What this task involves => Print the records below word for word, but leave out the pictures.

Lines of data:
....
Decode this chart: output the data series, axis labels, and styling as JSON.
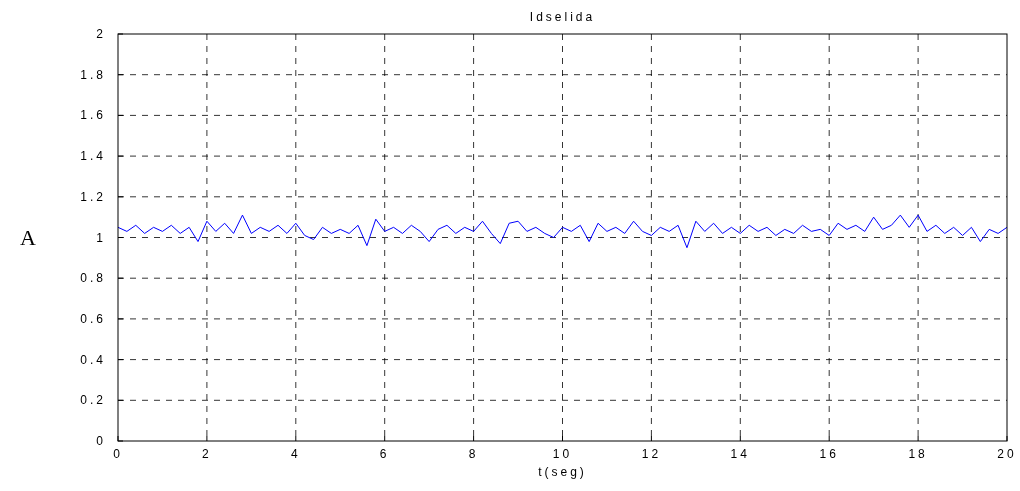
{
  "chart_data": {
    "type": "line",
    "title": "Idselida",
    "xlabel": "t(seg)",
    "ylabel": "A",
    "x": [
      0,
      0.2,
      0.4,
      0.6,
      0.8,
      1,
      1.2,
      1.4,
      1.6,
      1.8,
      2,
      2.2,
      2.4,
      2.6,
      2.8,
      3,
      3.2,
      3.4,
      3.6,
      3.8,
      4,
      4.2,
      4.4,
      4.6,
      4.8,
      5,
      5.2,
      5.4,
      5.6,
      5.8,
      6,
      6.2,
      6.4,
      6.6,
      6.8,
      7,
      7.2,
      7.4,
      7.6,
      7.8,
      8,
      8.2,
      8.4,
      8.6,
      8.8,
      9,
      9.2,
      9.4,
      9.6,
      9.8,
      10,
      10.2,
      10.4,
      10.6,
      10.8,
      11,
      11.2,
      11.4,
      11.6,
      11.8,
      12,
      12.2,
      12.4,
      12.6,
      12.8,
      13,
      13.2,
      13.4,
      13.6,
      13.8,
      14,
      14.2,
      14.4,
      14.6,
      14.8,
      15,
      15.2,
      15.4,
      15.6,
      15.8,
      16,
      16.2,
      16.4,
      16.6,
      16.8,
      17,
      17.2,
      17.4,
      17.6,
      17.8,
      18,
      18.2,
      18.4,
      18.6,
      18.8,
      19,
      19.2,
      19.4,
      19.6,
      19.8,
      20
    ],
    "series": [
      {
        "color": "#0000ff",
        "values": [
          1.05,
          1.03,
          1.06,
          1.02,
          1.05,
          1.03,
          1.06,
          1.02,
          1.05,
          0.98,
          1.08,
          1.03,
          1.07,
          1.02,
          1.11,
          1.02,
          1.05,
          1.03,
          1.06,
          1.02,
          1.07,
          1.01,
          0.99,
          1.05,
          1.02,
          1.04,
          1.02,
          1.06,
          0.96,
          1.09,
          1.03,
          1.05,
          1.02,
          1.06,
          1.03,
          0.98,
          1.04,
          1.06,
          1.02,
          1.05,
          1.03,
          1.08,
          1.02,
          0.97,
          1.07,
          1.08,
          1.03,
          1.05,
          1.02,
          1.0,
          1.05,
          1.03,
          1.06,
          0.98,
          1.07,
          1.03,
          1.05,
          1.02,
          1.08,
          1.03,
          1.01,
          1.05,
          1.03,
          1.06,
          0.95,
          1.08,
          1.03,
          1.07,
          1.02,
          1.05,
          1.02,
          1.06,
          1.03,
          1.05,
          1.01,
          1.04,
          1.02,
          1.06,
          1.03,
          1.04,
          1.01,
          1.07,
          1.04,
          1.06,
          1.03,
          1.1,
          1.04,
          1.06,
          1.11,
          1.05,
          1.11,
          1.03,
          1.06,
          1.02,
          1.05,
          1.01,
          1.05,
          0.98,
          1.04,
          1.02,
          1.05
        ]
      }
    ],
    "xlim": [
      0,
      20
    ],
    "xticks": [
      0,
      2,
      4,
      6,
      8,
      10,
      12,
      14,
      16,
      18,
      20
    ],
    "ylim": [
      0,
      2
    ],
    "yticks": [
      0,
      0.2,
      0.4,
      0.6,
      0.8,
      1,
      1.2,
      1.4,
      1.6,
      1.8,
      2
    ],
    "grid": true,
    "line_style": "solid"
  }
}
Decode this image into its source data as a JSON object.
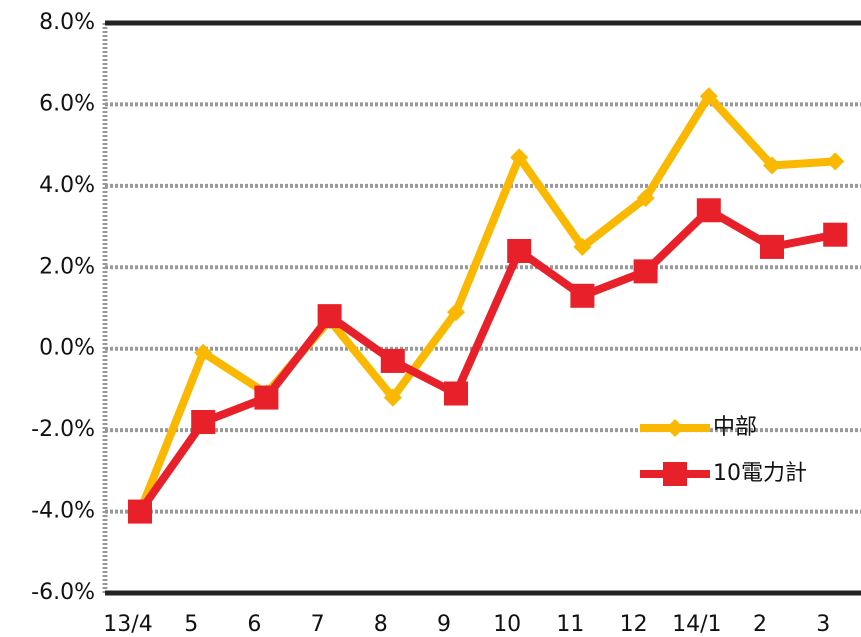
{
  "chart_data": {
    "type": "line",
    "categories": [
      "13/4",
      "5",
      "6",
      "7",
      "8",
      "9",
      "10",
      "11",
      "12",
      "14/1",
      "2",
      "3"
    ],
    "series": [
      {
        "name": "中部",
        "color": "#fbb800",
        "marker": "diamond",
        "values": [
          -4.0,
          -0.1,
          -1.1,
          0.7,
          -1.2,
          0.9,
          4.7,
          2.5,
          3.7,
          6.2,
          4.5,
          4.6
        ]
      },
      {
        "name": "10電力計",
        "color": "#e8202a",
        "marker": "square",
        "values": [
          -4.0,
          -1.8,
          -1.2,
          0.8,
          -0.3,
          -1.1,
          2.4,
          1.3,
          1.9,
          3.4,
          2.5,
          2.8
        ]
      }
    ],
    "ylim": [
      -6,
      8
    ],
    "yticks": [
      {
        "value": -6,
        "label": "-6.0%"
      },
      {
        "value": -4,
        "label": "-4.0%"
      },
      {
        "value": -2,
        "label": "-2.0%"
      },
      {
        "value": 0,
        "label": "0.0%"
      },
      {
        "value": 2,
        "label": "2.0%"
      },
      {
        "value": 4,
        "label": "4.0%"
      },
      {
        "value": 6,
        "label": "6.0%"
      },
      {
        "value": 8,
        "label": "8.0%"
      }
    ],
    "grid": true,
    "legend": "right"
  }
}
....
Exercise answer =>
Decode this chart: output the data series, axis labels, and styling as JSON.
{
  "chart_data": {
    "type": "line",
    "title": "Idselida",
    "xlabel": "t(seg)",
    "ylabel": "A",
    "x": [
      0,
      0.2,
      0.4,
      0.6,
      0.8,
      1,
      1.2,
      1.4,
      1.6,
      1.8,
      2,
      2.2,
      2.4,
      2.6,
      2.8,
      3,
      3.2,
      3.4,
      3.6,
      3.8,
      4,
      4.2,
      4.4,
      4.6,
      4.8,
      5,
      5.2,
      5.4,
      5.6,
      5.8,
      6,
      6.2,
      6.4,
      6.6,
      6.8,
      7,
      7.2,
      7.4,
      7.6,
      7.8,
      8,
      8.2,
      8.4,
      8.6,
      8.8,
      9,
      9.2,
      9.4,
      9.6,
      9.8,
      10,
      10.2,
      10.4,
      10.6,
      10.8,
      11,
      11.2,
      11.4,
      11.6,
      11.8,
      12,
      12.2,
      12.4,
      12.6,
      12.8,
      13,
      13.2,
      13.4,
      13.6,
      13.8,
      14,
      14.2,
      14.4,
      14.6,
      14.8,
      15,
      15.2,
      15.4,
      15.6,
      15.8,
      16,
      16.2,
      16.4,
      16.6,
      16.8,
      17,
      17.2,
      17.4,
      17.6,
      17.8,
      18,
      18.2,
      18.4,
      18.6,
      18.8,
      19,
      19.2,
      19.4,
      19.6,
      19.8,
      20
    ],
    "series": [
      {
        "color": "#0000ff",
        "values": [
          1.05,
          1.03,
          1.06,
          1.02,
          1.05,
          1.03,
          1.06,
          1.02,
          1.05,
          0.98,
          1.08,
          1.03,
          1.07,
          1.02,
          1.11,
          1.02,
          1.05,
          1.03,
          1.06,
          1.02,
          1.07,
          1.01,
          0.99,
          1.05,
          1.02,
          1.04,
          1.02,
          1.06,
          0.96,
          1.09,
          1.03,
          1.05,
          1.02,
          1.06,
          1.03,
          0.98,
          1.04,
          1.06,
          1.02,
          1.05,
          1.03,
          1.08,
          1.02,
          0.97,
          1.07,
          1.08,
          1.03,
          1.05,
          1.02,
          1.0,
          1.05,
          1.03,
          1.06,
          0.98,
          1.07,
          1.03,
          1.05,
          1.02,
          1.08,
          1.03,
          1.01,
          1.05,
          1.03,
          1.06,
          0.95,
          1.08,
          1.03,
          1.07,
          1.02,
          1.05,
          1.02,
          1.06,
          1.03,
          1.05,
          1.01,
          1.04,
          1.02,
          1.06,
          1.03,
          1.04,
          1.01,
          1.07,
          1.04,
          1.06,
          1.03,
          1.1,
          1.04,
          1.06,
          1.11,
          1.05,
          1.11,
          1.03,
          1.06,
          1.02,
          1.05,
          1.01,
          1.05,
          0.98,
          1.04,
          1.02,
          1.05
        ]
      }
    ],
    "xlim": [
      0,
      20
    ],
    "xticks": [
      0,
      2,
      4,
      6,
      8,
      10,
      12,
      14,
      16,
      18,
      20
    ],
    "ylim": [
      0,
      2
    ],
    "yticks": [
      0,
      0.2,
      0.4,
      0.6,
      0.8,
      1,
      1.2,
      1.4,
      1.6,
      1.8,
      2
    ],
    "grid": true,
    "line_style": "solid"
  }
}
Decode this image into its source data as a JSON object.
{
  "chart_data": {
    "type": "line",
    "categories": [
      "13/4",
      "5",
      "6",
      "7",
      "8",
      "9",
      "10",
      "11",
      "12",
      "14/1",
      "2",
      "3"
    ],
    "series": [
      {
        "name": "中部",
        "color": "#fbb800",
        "marker": "diamond",
        "values": [
          -4.0,
          -0.1,
          -1.1,
          0.7,
          -1.2,
          0.9,
          4.7,
          2.5,
          3.7,
          6.2,
          4.5,
          4.6
        ]
      },
      {
        "name": "10電力計",
        "color": "#e8202a",
        "marker": "square",
        "values": [
          -4.0,
          -1.8,
          -1.2,
          0.8,
          -0.3,
          -1.1,
          2.4,
          1.3,
          1.9,
          3.4,
          2.5,
          2.8
        ]
      }
    ],
    "ylim": [
      -6,
      8
    ],
    "yticks": [
      {
        "value": -6,
        "label": "-6.0%"
      },
      {
        "value": -4,
        "label": "-4.0%"
      },
      {
        "value": -2,
        "label": "-2.0%"
      },
      {
        "value": 0,
        "label": "0.0%"
      },
      {
        "value": 2,
        "label": "2.0%"
      },
      {
        "value": 4,
        "label": "4.0%"
      },
      {
        "value": 6,
        "label": "6.0%"
      },
      {
        "value": 8,
        "label": "8.0%"
      }
    ],
    "grid": true,
    "legend": "right"
  }
}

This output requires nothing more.